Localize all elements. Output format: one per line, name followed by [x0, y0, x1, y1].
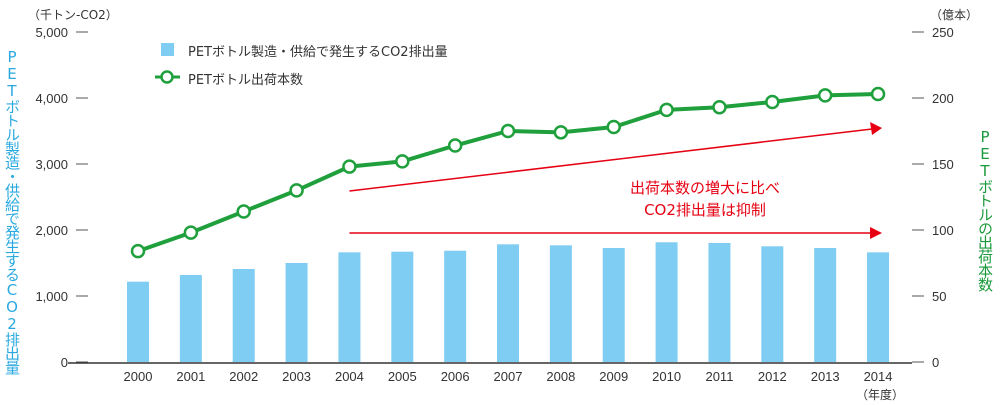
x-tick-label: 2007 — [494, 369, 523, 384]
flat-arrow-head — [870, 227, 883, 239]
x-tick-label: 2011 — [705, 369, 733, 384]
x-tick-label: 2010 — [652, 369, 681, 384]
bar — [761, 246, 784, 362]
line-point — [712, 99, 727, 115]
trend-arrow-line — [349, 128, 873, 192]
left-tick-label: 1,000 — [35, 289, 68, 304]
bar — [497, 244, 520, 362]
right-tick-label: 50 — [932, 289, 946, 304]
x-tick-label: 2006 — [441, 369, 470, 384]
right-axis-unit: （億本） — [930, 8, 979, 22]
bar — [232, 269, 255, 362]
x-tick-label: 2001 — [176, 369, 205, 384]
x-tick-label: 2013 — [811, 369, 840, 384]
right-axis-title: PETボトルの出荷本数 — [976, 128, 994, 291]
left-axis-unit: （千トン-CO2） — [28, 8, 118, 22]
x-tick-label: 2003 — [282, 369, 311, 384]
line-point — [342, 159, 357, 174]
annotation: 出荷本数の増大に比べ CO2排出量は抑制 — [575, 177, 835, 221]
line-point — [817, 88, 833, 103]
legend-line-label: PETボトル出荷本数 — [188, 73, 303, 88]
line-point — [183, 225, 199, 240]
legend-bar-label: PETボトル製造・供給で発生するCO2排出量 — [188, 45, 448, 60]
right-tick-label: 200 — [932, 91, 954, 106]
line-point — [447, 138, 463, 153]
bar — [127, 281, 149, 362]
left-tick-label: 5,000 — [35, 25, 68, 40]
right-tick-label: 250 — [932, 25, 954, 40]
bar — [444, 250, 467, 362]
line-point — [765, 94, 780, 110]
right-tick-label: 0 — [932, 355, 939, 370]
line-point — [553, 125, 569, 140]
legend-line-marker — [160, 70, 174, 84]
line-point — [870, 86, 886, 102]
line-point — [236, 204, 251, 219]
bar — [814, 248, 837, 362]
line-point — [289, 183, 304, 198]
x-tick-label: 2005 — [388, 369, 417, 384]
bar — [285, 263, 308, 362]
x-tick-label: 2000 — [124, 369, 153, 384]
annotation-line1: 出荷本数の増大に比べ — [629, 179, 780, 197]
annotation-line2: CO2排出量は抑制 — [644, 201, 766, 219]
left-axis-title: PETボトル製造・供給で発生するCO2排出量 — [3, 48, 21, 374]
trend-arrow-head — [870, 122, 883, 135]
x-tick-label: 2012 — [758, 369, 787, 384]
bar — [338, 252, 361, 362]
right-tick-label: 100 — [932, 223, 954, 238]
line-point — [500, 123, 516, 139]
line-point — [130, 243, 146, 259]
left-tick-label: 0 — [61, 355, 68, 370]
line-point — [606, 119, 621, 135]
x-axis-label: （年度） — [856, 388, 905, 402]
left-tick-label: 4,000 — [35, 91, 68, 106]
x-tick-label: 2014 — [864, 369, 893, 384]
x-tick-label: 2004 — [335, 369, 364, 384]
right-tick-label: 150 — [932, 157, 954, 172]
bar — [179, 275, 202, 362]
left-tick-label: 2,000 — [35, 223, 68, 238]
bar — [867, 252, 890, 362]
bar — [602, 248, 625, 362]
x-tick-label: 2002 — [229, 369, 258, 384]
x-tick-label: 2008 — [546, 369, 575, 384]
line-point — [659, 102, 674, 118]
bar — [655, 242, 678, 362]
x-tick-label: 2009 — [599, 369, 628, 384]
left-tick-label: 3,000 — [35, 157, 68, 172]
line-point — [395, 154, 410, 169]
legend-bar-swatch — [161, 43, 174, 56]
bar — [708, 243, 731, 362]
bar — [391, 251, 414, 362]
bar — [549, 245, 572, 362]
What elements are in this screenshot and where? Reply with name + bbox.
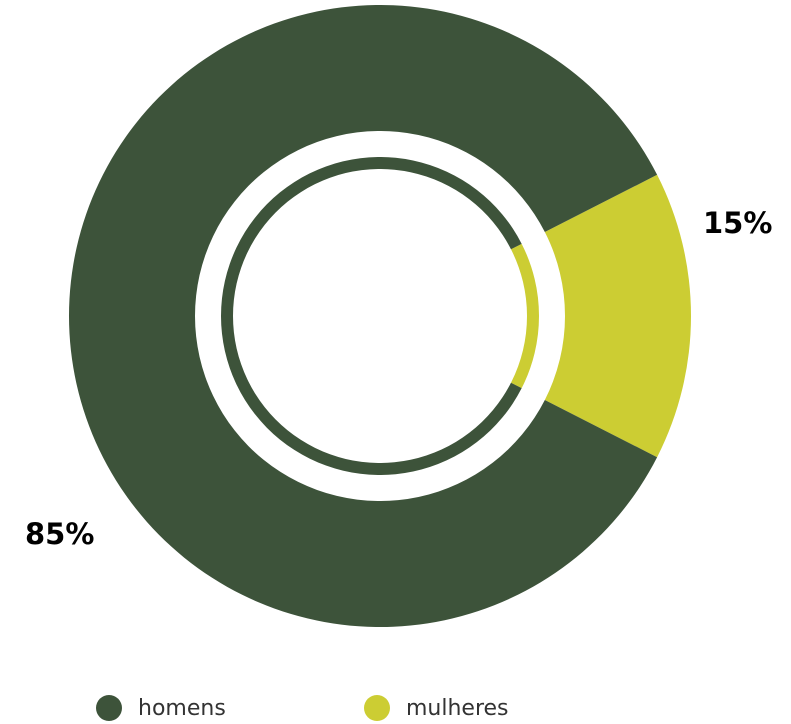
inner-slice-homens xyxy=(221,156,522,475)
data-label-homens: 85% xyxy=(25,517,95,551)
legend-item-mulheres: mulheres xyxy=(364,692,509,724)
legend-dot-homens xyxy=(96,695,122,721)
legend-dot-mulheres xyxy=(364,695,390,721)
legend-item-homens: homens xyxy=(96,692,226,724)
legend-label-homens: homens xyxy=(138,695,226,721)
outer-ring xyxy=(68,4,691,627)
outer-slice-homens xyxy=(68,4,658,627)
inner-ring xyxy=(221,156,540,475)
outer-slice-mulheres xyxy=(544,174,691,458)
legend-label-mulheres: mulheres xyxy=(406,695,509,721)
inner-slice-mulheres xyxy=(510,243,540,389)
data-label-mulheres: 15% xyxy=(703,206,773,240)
◇ ◇ ◇ ◇ ◇ ◇ ◇
What you should do → Can you copy the entries above line for line, leaving out the pictures?

Expected output →
Localize all elements. Output format: one per line, name followed by [x0, y0, x1, y1].
x-tick-label: 2007 — [494, 369, 523, 384]
flat-arrow-head — [870, 227, 883, 239]
x-tick-label: 2011 — [705, 369, 733, 384]
x-tick-label: 2010 — [652, 369, 681, 384]
bar — [761, 246, 784, 362]
line-point — [712, 99, 727, 115]
trend-arrow-line — [349, 128, 873, 192]
left-tick-label: 1,000 — [35, 289, 68, 304]
bar — [497, 244, 520, 362]
right-tick-label: 50 — [932, 289, 946, 304]
x-tick-label: 2006 — [441, 369, 470, 384]
right-axis-unit: （億本） — [930, 8, 979, 22]
bar — [232, 269, 255, 362]
x-tick-label: 2001 — [176, 369, 205, 384]
x-tick-label: 2013 — [811, 369, 840, 384]
right-axis-title: PETボトルの出荷本数 — [976, 128, 994, 291]
left-axis-unit: （千トン-CO2） — [28, 8, 118, 22]
x-tick-label: 2003 — [282, 369, 311, 384]
line-point — [342, 159, 357, 174]
annotation: 出荷本数の増大に比べ CO2排出量は抑制 — [575, 177, 835, 221]
line-point — [817, 88, 833, 103]
legend-line-label: PETボトル出荷本数 — [188, 73, 303, 88]
line-point — [183, 225, 199, 240]
legend-bar-label: PETボトル製造・供給で発生するCO2排出量 — [188, 45, 448, 60]
right-tick-label: 200 — [932, 91, 954, 106]
line-point — [447, 138, 463, 153]
bar — [127, 281, 149, 362]
left-tick-label: 5,000 — [35, 25, 68, 40]
right-tick-label: 250 — [932, 25, 954, 40]
bar — [444, 250, 467, 362]
line-point — [765, 94, 780, 110]
right-tick-label: 0 — [932, 355, 939, 370]
line-point — [553, 125, 569, 140]
legend-line-marker — [160, 70, 174, 84]
line-point — [870, 86, 886, 102]
line-point — [236, 204, 251, 219]
bar — [814, 248, 837, 362]
line-point — [289, 183, 304, 198]
x-tick-label: 2005 — [388, 369, 417, 384]
bar — [285, 263, 308, 362]
x-tick-label: 2000 — [124, 369, 153, 384]
annotation-line1: 出荷本数の増大に比べ — [629, 179, 780, 197]
annotation-line2: CO2排出量は抑制 — [644, 201, 766, 219]
left-axis-title: PETボトル製造・供給で発生するCO2排出量 — [3, 48, 21, 374]
trend-arrow-head — [870, 122, 883, 135]
x-tick-label: 2012 — [758, 369, 787, 384]
bar — [338, 252, 361, 362]
right-tick-label: 100 — [932, 223, 954, 238]
line-point — [500, 123, 516, 139]
line-point — [130, 243, 146, 259]
left-tick-label: 0 — [61, 355, 68, 370]
line-point — [606, 119, 621, 135]
x-axis-label: （年度） — [856, 388, 905, 402]
left-tick-label: 4,000 — [35, 91, 68, 106]
x-tick-label: 2014 — [864, 369, 893, 384]
x-tick-label: 2004 — [335, 369, 364, 384]
right-tick-label: 150 — [932, 157, 954, 172]
bar — [179, 275, 202, 362]
left-tick-label: 2,000 — [35, 223, 68, 238]
bar — [867, 252, 890, 362]
bar — [602, 248, 625, 362]
x-tick-label: 2002 — [229, 369, 258, 384]
x-tick-label: 2008 — [546, 369, 575, 384]
line-point — [659, 102, 674, 118]
bar — [655, 242, 678, 362]
x-tick-label: 2009 — [599, 369, 628, 384]
left-tick-label: 3,000 — [35, 157, 68, 172]
line-point — [395, 154, 410, 169]
legend-bar-swatch — [161, 43, 174, 56]
bar — [708, 243, 731, 362]
bar — [391, 251, 414, 362]
bar — [549, 245, 572, 362]
What elements are in this screenshot and where? Reply with name + bbox.
inner-slice-homens xyxy=(221,156,522,475)
data-label-homens: 85% xyxy=(25,517,95,551)
legend-item-mulheres: mulheres xyxy=(364,692,509,724)
legend-dot-homens xyxy=(96,695,122,721)
legend-dot-mulheres xyxy=(364,695,390,721)
legend-item-homens: homens xyxy=(96,692,226,724)
legend-label-homens: homens xyxy=(138,695,226,721)
outer-ring xyxy=(68,4,691,627)
outer-slice-homens xyxy=(68,4,658,627)
inner-ring xyxy=(221,156,540,475)
outer-slice-mulheres xyxy=(544,174,691,458)
legend-label-mulheres: mulheres xyxy=(406,695,509,721)
inner-slice-mulheres xyxy=(510,243,540,389)
data-label-mulheres: 15% xyxy=(703,206,773,240)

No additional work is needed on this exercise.